> _Records supplied_:
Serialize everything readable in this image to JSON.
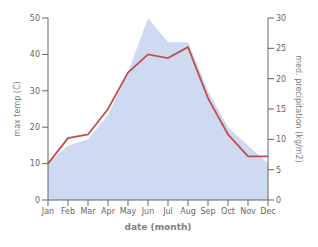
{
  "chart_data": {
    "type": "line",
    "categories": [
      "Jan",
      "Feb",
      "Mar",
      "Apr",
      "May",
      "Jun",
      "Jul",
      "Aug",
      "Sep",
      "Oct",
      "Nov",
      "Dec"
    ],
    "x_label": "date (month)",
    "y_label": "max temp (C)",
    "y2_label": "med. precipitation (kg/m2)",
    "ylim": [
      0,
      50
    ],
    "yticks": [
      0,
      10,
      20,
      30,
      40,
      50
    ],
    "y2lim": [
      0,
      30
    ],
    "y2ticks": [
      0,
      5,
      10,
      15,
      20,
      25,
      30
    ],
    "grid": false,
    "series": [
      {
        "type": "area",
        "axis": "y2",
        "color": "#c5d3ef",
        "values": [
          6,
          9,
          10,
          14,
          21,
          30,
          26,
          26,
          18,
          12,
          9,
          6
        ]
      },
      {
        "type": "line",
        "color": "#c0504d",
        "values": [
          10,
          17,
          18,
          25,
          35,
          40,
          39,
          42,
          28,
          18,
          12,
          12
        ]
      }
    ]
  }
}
...
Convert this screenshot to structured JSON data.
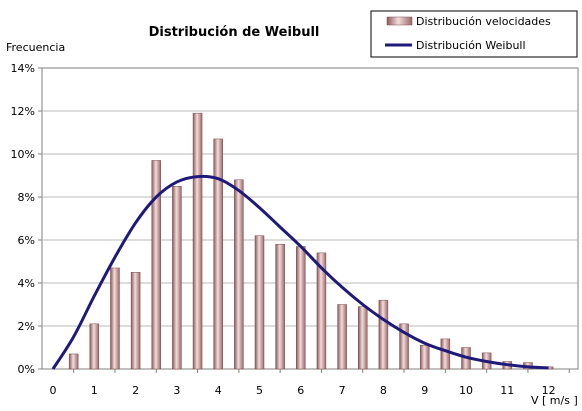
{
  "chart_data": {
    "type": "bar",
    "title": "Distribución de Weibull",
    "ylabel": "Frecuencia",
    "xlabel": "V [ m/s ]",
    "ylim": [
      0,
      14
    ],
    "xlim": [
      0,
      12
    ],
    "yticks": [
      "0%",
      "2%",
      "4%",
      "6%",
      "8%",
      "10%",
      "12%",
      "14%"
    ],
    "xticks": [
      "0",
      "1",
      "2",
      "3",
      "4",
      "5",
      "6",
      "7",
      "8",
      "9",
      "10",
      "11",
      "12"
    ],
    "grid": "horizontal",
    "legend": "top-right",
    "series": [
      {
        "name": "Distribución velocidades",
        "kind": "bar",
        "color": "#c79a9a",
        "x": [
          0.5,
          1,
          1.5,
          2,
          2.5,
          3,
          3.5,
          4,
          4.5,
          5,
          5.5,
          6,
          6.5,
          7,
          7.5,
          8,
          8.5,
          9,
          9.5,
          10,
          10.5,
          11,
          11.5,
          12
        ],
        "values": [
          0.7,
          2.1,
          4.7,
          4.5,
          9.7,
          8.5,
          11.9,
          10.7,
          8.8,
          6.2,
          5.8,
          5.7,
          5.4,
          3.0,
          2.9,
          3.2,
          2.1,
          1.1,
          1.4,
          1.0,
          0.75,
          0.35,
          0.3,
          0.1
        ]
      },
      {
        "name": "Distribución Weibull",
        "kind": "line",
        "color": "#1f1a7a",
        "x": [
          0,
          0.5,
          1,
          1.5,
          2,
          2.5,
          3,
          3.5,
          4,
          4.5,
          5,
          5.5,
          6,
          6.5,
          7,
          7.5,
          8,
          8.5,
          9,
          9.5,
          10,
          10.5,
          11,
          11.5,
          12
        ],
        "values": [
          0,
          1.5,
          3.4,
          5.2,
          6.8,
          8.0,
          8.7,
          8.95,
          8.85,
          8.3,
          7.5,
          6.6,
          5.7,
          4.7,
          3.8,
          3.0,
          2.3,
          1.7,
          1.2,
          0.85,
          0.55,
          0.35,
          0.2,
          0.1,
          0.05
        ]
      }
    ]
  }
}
...
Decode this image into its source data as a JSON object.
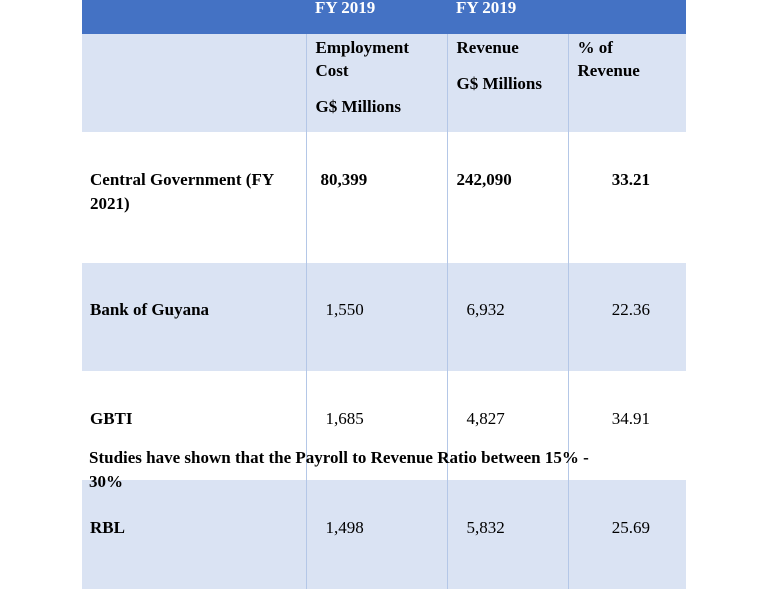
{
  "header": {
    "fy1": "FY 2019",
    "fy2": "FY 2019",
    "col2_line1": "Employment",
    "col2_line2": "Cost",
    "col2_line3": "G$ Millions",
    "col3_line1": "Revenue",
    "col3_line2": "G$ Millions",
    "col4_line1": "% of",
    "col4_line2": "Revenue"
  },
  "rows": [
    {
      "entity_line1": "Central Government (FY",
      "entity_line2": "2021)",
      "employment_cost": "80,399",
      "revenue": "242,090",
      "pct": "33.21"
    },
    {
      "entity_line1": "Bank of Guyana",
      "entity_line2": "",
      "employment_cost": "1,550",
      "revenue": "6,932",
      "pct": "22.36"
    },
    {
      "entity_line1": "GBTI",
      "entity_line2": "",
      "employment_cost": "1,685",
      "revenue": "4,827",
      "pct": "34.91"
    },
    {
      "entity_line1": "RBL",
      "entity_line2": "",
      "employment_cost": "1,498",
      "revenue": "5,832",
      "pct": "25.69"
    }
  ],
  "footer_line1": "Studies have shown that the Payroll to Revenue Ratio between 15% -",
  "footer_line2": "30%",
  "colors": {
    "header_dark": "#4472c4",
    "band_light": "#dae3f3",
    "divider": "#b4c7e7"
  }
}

> _Task requirements_: Find the word "JSON" in the data and copy out each line where it turns up.

> _Result of the exercise_:
Serialize everything readable in this image to JSON.
Convert this screenshot to structured JSON data.
Decode this image into its source data as a JSON object.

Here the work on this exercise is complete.